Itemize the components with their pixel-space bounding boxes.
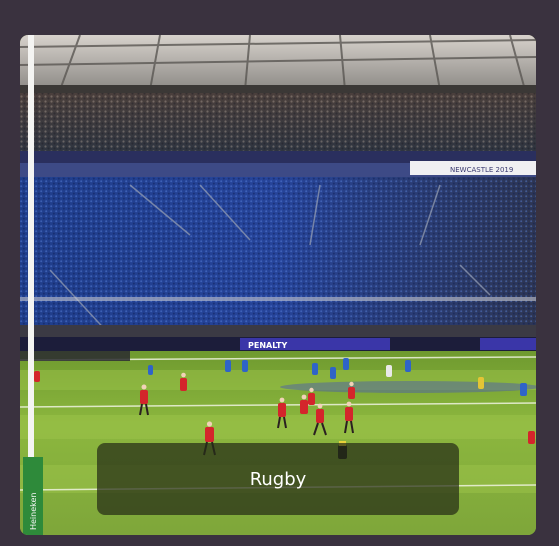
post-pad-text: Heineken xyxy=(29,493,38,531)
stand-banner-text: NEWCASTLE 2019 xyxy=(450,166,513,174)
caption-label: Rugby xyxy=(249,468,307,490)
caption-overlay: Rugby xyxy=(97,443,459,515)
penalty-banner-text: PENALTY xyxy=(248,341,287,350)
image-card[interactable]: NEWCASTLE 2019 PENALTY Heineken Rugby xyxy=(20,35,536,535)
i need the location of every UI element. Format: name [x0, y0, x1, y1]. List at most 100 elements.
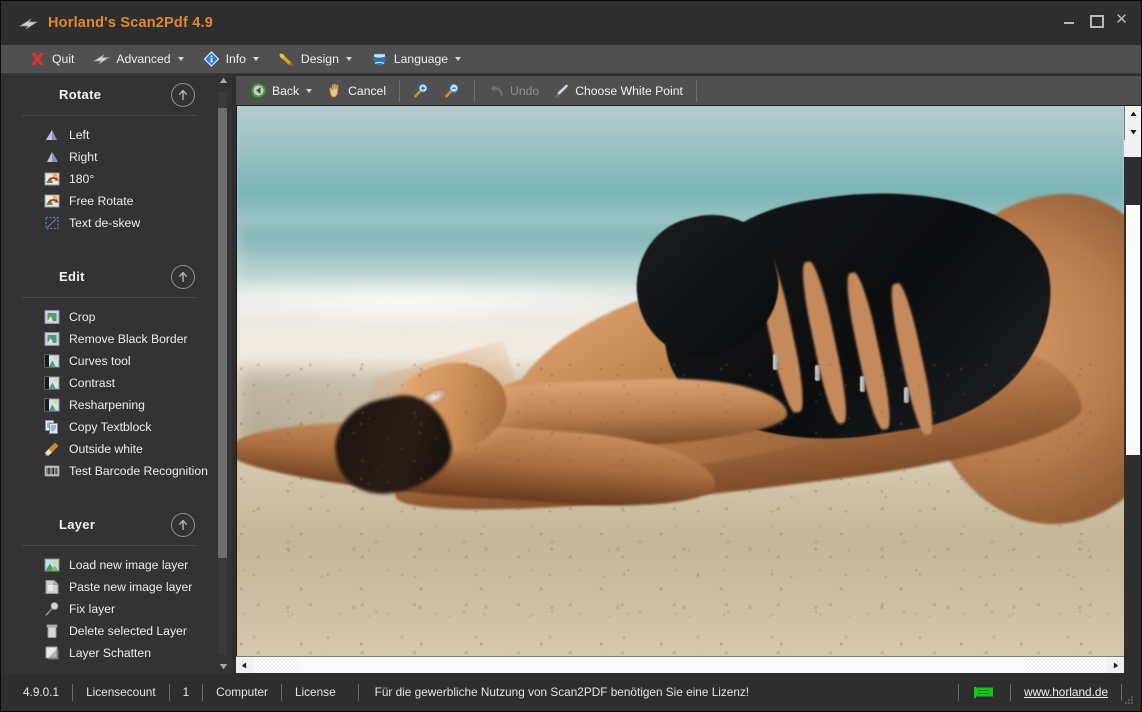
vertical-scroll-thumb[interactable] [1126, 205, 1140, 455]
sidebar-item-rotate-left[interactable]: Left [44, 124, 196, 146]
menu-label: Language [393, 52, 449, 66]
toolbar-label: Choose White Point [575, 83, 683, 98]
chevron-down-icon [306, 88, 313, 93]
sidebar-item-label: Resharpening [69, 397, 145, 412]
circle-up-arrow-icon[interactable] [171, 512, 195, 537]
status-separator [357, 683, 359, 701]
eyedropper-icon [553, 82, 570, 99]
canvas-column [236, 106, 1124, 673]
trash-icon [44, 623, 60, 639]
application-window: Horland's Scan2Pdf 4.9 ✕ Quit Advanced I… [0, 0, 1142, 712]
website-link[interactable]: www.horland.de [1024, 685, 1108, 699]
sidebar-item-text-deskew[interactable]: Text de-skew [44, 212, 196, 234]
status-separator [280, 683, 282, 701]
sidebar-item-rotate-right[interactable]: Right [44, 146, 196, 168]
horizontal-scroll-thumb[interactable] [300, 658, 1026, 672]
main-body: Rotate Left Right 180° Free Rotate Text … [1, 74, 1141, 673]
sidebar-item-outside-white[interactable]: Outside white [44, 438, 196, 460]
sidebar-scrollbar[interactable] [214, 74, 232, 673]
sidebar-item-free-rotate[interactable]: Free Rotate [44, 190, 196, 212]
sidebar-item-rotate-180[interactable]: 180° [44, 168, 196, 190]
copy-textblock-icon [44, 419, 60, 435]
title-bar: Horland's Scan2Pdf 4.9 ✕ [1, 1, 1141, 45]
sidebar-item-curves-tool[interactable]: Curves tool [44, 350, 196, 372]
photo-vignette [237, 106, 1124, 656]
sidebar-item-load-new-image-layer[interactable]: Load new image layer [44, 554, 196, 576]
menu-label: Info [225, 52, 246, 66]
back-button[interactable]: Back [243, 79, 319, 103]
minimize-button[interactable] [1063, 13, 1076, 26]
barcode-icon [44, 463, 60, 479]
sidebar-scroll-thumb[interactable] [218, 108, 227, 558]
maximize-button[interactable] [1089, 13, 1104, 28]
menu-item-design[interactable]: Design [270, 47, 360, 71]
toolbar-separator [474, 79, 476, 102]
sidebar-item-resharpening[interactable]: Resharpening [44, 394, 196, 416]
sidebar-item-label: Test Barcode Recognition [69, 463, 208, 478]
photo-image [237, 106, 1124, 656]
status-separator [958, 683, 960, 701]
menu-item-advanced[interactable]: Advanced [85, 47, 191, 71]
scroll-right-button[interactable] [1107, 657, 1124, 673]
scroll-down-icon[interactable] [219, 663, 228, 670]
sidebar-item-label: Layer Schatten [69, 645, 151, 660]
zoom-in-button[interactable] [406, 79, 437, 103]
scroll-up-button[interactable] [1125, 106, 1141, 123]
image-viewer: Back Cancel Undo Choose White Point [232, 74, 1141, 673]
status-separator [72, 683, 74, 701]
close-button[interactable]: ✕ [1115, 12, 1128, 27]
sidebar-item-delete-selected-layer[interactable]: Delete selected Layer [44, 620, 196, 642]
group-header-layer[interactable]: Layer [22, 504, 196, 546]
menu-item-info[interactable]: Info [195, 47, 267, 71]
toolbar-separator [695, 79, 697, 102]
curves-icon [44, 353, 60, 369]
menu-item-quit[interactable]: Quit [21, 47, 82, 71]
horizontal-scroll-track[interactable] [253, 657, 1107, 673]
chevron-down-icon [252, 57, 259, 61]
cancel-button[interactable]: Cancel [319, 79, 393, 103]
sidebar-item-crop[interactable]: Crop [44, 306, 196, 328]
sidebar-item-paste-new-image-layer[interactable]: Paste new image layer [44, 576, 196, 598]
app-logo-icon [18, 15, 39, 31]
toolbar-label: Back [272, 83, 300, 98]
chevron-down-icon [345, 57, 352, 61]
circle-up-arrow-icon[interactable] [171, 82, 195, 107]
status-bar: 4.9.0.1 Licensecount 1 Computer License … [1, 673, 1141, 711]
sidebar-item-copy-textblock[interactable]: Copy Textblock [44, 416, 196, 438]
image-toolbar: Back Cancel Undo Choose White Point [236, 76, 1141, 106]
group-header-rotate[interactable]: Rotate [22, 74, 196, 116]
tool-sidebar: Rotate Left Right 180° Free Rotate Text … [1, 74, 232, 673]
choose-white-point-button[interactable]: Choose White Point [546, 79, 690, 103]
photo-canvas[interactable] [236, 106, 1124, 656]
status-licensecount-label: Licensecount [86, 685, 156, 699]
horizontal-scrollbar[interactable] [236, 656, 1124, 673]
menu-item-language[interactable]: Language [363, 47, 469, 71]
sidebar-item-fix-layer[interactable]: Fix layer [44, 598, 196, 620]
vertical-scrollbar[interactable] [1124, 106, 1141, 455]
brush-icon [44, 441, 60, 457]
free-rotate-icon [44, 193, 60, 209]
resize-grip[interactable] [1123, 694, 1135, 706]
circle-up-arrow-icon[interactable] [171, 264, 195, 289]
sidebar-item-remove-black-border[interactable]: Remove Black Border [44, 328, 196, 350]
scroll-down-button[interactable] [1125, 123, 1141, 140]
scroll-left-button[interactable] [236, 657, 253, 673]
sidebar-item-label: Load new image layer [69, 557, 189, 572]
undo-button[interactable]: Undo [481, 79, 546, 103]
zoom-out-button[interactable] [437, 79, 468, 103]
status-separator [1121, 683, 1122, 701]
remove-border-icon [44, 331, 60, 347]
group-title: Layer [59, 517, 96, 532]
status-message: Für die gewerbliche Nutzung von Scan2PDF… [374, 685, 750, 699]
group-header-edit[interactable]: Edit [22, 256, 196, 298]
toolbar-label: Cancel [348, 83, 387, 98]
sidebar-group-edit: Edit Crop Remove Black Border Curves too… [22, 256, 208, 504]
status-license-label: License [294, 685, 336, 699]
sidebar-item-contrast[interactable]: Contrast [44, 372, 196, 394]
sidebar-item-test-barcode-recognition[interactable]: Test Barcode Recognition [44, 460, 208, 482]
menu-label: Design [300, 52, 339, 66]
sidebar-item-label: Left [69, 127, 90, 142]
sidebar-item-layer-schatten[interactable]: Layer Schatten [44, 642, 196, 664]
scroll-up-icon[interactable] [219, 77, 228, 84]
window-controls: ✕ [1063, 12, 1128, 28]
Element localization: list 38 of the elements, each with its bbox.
• • • •
Please reproduce the data starting with the line with "vertical-scroll-thumb[interactable] [1126, 205, 1140, 455]" and going on through the line with "photo-image [237, 106, 1124, 656]", substituting "status-divider" for "status-separator" and leaving everything else unchanged.

vertical-scroll-thumb[interactable] [1126, 205, 1140, 455]
sidebar-item-rotate-left[interactable]: Left [44, 124, 196, 146]
menu-label: Language [393, 52, 449, 66]
toolbar-label: Choose White Point [575, 83, 683, 98]
chevron-down-icon [306, 88, 313, 93]
sidebar-item-label: Resharpening [69, 397, 145, 412]
circle-up-arrow-icon[interactable] [171, 512, 195, 537]
status-divider [357, 683, 359, 701]
eyedropper-icon [553, 82, 570, 99]
canvas-column [236, 106, 1124, 673]
trash-icon [44, 623, 60, 639]
application-window: Horland's Scan2Pdf 4.9 ✕ Quit Advanced I… [0, 0, 1142, 712]
website-link[interactable]: www.horland.de [1024, 685, 1108, 699]
sidebar-item-text-deskew[interactable]: Text de-skew [44, 212, 196, 234]
status-divider [280, 683, 282, 701]
sidebar-item-rotate-right[interactable]: Right [44, 146, 196, 168]
horizontal-scroll-thumb[interactable] [300, 658, 1026, 672]
main-body: Rotate Left Right 180° Free Rotate Text … [1, 74, 1141, 673]
sidebar-item-outside-white[interactable]: Outside white [44, 438, 196, 460]
sidebar-scrollbar[interactable] [214, 74, 232, 673]
sidebar-item-free-rotate[interactable]: Free Rotate [44, 190, 196, 212]
sidebar-item-rotate-180[interactable]: 180° [44, 168, 196, 190]
copy-textblock-icon [44, 419, 60, 435]
title-bar: Horland's Scan2Pdf 4.9 ✕ [1, 1, 1141, 45]
sidebar-item-curves-tool[interactable]: Curves tool [44, 350, 196, 372]
photo-vignette [237, 106, 1124, 656]
sidebar-item-load-new-image-layer[interactable]: Load new image layer [44, 554, 196, 576]
menu-label: Info [225, 52, 246, 66]
back-button[interactable]: Back [243, 79, 319, 103]
minimize-button[interactable] [1063, 13, 1076, 26]
barcode-icon [44, 463, 60, 479]
sidebar-scroll-thumb[interactable] [218, 108, 227, 558]
maximize-button[interactable] [1089, 13, 1104, 28]
menu-item-design[interactable]: Design [270, 47, 360, 71]
toolbar-separator [474, 79, 476, 102]
sidebar-item-resharpening[interactable]: Resharpening [44, 394, 196, 416]
sidebar-item-label: Test Barcode Recognition [69, 463, 208, 478]
photo-image [237, 106, 1124, 656]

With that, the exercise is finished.